* The request
Copy the data that follows, character for character, minus the pictures.

(Extracted data entries)
------------------------------

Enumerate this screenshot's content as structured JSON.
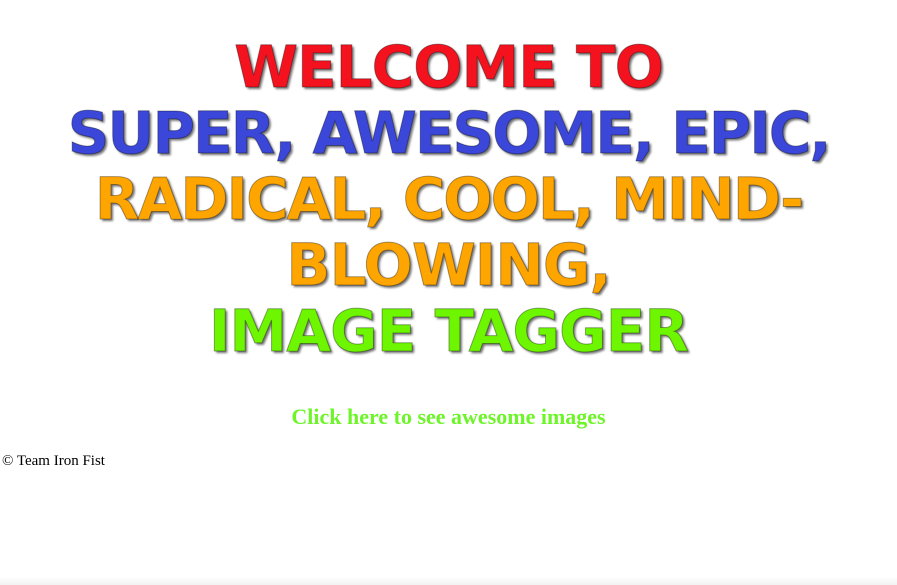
{
  "hero": {
    "line1": "Welcome to",
    "line2": "Super, Awesome, Epic,",
    "line3": "Radical, Cool, Mind-",
    "line4": "Blowing,",
    "line5": "Image Tagger"
  },
  "cta": {
    "label": "Click here to see awesome images"
  },
  "footer": {
    "copyright": "© Team Iron Fist"
  },
  "colors": {
    "red": "#f5121f",
    "blue": "#3a47d9",
    "orange": "#ffa500",
    "green": "#6ef500",
    "link": "#6ef52a"
  }
}
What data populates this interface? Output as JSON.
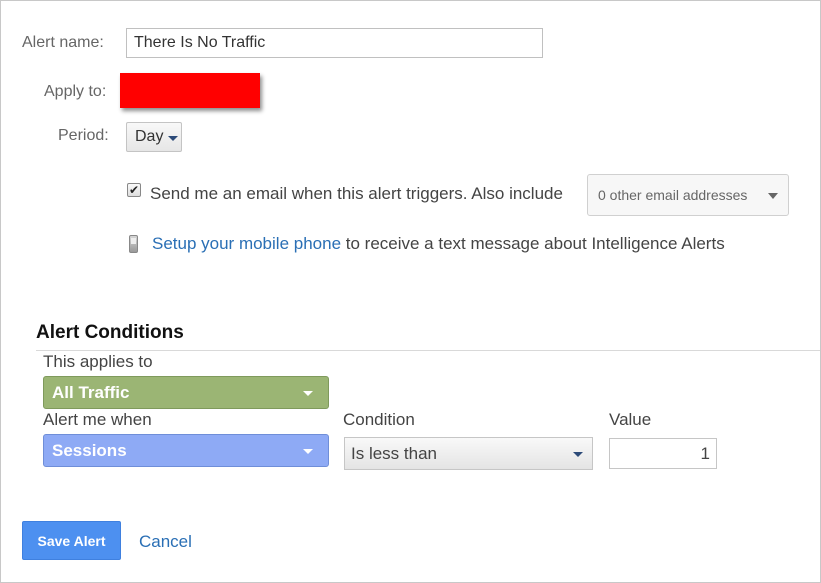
{
  "form": {
    "alert_name_label": "Alert name:",
    "alert_name_value": "There Is No Traffic",
    "apply_to_label": "Apply to:",
    "period_label": "Period:",
    "period_value": "Day",
    "email_checkbox_checked": true,
    "email_checkbox_mark": "✔",
    "email_text": "Send me an email when this alert triggers. Also include",
    "other_emails_value": "0 other email addresses",
    "mobile_link": "Setup your mobile phone",
    "mobile_text": " to receive a text message about Intelligence Alerts"
  },
  "conditions": {
    "title": "Alert Conditions",
    "applies_to_label": "This applies to",
    "applies_to_value": "All Traffic",
    "applies_to_color": "#9bb574",
    "alert_when_label": "Alert me when",
    "alert_when_value": "Sessions",
    "alert_when_color": "#8eaaf5",
    "condition_label": "Condition",
    "condition_value": "Is less than",
    "value_label": "Value",
    "value_value": "1"
  },
  "actions": {
    "save_label": "Save Alert",
    "cancel_label": "Cancel"
  }
}
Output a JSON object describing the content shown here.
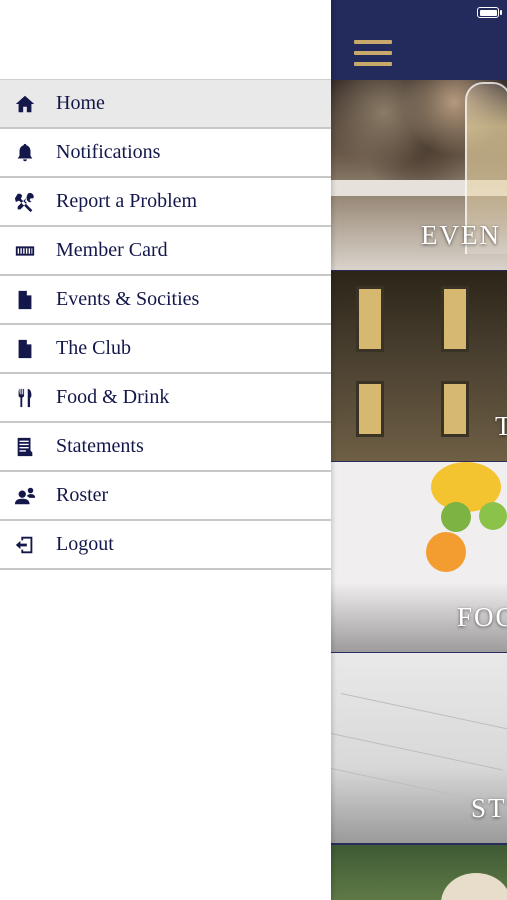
{
  "menu": {
    "items": [
      {
        "label": "Home",
        "icon": "home-icon",
        "active": true
      },
      {
        "label": "Notifications",
        "icon": "bell-icon"
      },
      {
        "label": "Report a Problem",
        "icon": "tools-icon"
      },
      {
        "label": "Member Card",
        "icon": "card-icon"
      },
      {
        "label": "Events & Socities",
        "icon": "document-icon"
      },
      {
        "label": "The Club",
        "icon": "document-icon"
      },
      {
        "label": "Food & Drink",
        "icon": "utensils-icon"
      },
      {
        "label": "Statements",
        "icon": "receipt-icon"
      },
      {
        "label": "Roster",
        "icon": "people-icon"
      },
      {
        "label": "Logout",
        "icon": "logout-icon"
      }
    ]
  },
  "content": {
    "tiles": [
      {
        "label": "EVEN"
      },
      {
        "label": "T"
      },
      {
        "label": "FOO"
      },
      {
        "label": "ST"
      }
    ]
  },
  "colors": {
    "navy": "#232a5c",
    "gold": "#c9a86b",
    "menu_text": "#14174a",
    "active_bg": "#e9e9e9"
  }
}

------------------------------

* Exercise answer
Enumerate this screenshot's content as structured JSON.
{
  "hero": {
    "line1": "Welcome to",
    "line2": "Super, Awesome, Epic,",
    "line3": "Radical, Cool, Mind-",
    "line4": "Blowing,",
    "line5": "Image Tagger"
  },
  "cta": {
    "label": "Click here to see awesome images"
  },
  "footer": {
    "copyright": "© Team Iron Fist"
  },
  "colors": {
    "red": "#f5121f",
    "blue": "#3a47d9",
    "orange": "#ffa500",
    "green": "#6ef500",
    "link": "#6ef52a"
  }
}
What data populates this interface? Output as JSON.
{
  "form": {
    "alert_name_label": "Alert name:",
    "alert_name_value": "There Is No Traffic",
    "apply_to_label": "Apply to:",
    "period_label": "Period:",
    "period_value": "Day",
    "email_checkbox_checked": true,
    "email_checkbox_mark": "✔",
    "email_text": "Send me an email when this alert triggers. Also include",
    "other_emails_value": "0 other email addresses",
    "mobile_link": "Setup your mobile phone",
    "mobile_text": " to receive a text message about Intelligence Alerts"
  },
  "conditions": {
    "title": "Alert Conditions",
    "applies_to_label": "This applies to",
    "applies_to_value": "All Traffic",
    "applies_to_color": "#9bb574",
    "alert_when_label": "Alert me when",
    "alert_when_value": "Sessions",
    "alert_when_color": "#8eaaf5",
    "condition_label": "Condition",
    "condition_value": "Is less than",
    "value_label": "Value",
    "value_value": "1"
  },
  "actions": {
    "save_label": "Save Alert",
    "cancel_label": "Cancel"
  }
}
Output a JSON object describing the content shown here.
{
  "menu": {
    "items": [
      {
        "label": "Home",
        "icon": "home-icon",
        "active": true
      },
      {
        "label": "Notifications",
        "icon": "bell-icon"
      },
      {
        "label": "Report a Problem",
        "icon": "tools-icon"
      },
      {
        "label": "Member Card",
        "icon": "card-icon"
      },
      {
        "label": "Events & Socities",
        "icon": "document-icon"
      },
      {
        "label": "The Club",
        "icon": "document-icon"
      },
      {
        "label": "Food & Drink",
        "icon": "utensils-icon"
      },
      {
        "label": "Statements",
        "icon": "receipt-icon"
      },
      {
        "label": "Roster",
        "icon": "people-icon"
      },
      {
        "label": "Logout",
        "icon": "logout-icon"
      }
    ]
  },
  "content": {
    "tiles": [
      {
        "label": "EVEN"
      },
      {
        "label": "T"
      },
      {
        "label": "FOO"
      },
      {
        "label": "ST"
      }
    ]
  },
  "colors": {
    "navy": "#232a5c",
    "gold": "#c9a86b",
    "menu_text": "#14174a",
    "active_bg": "#e9e9e9"
  }
}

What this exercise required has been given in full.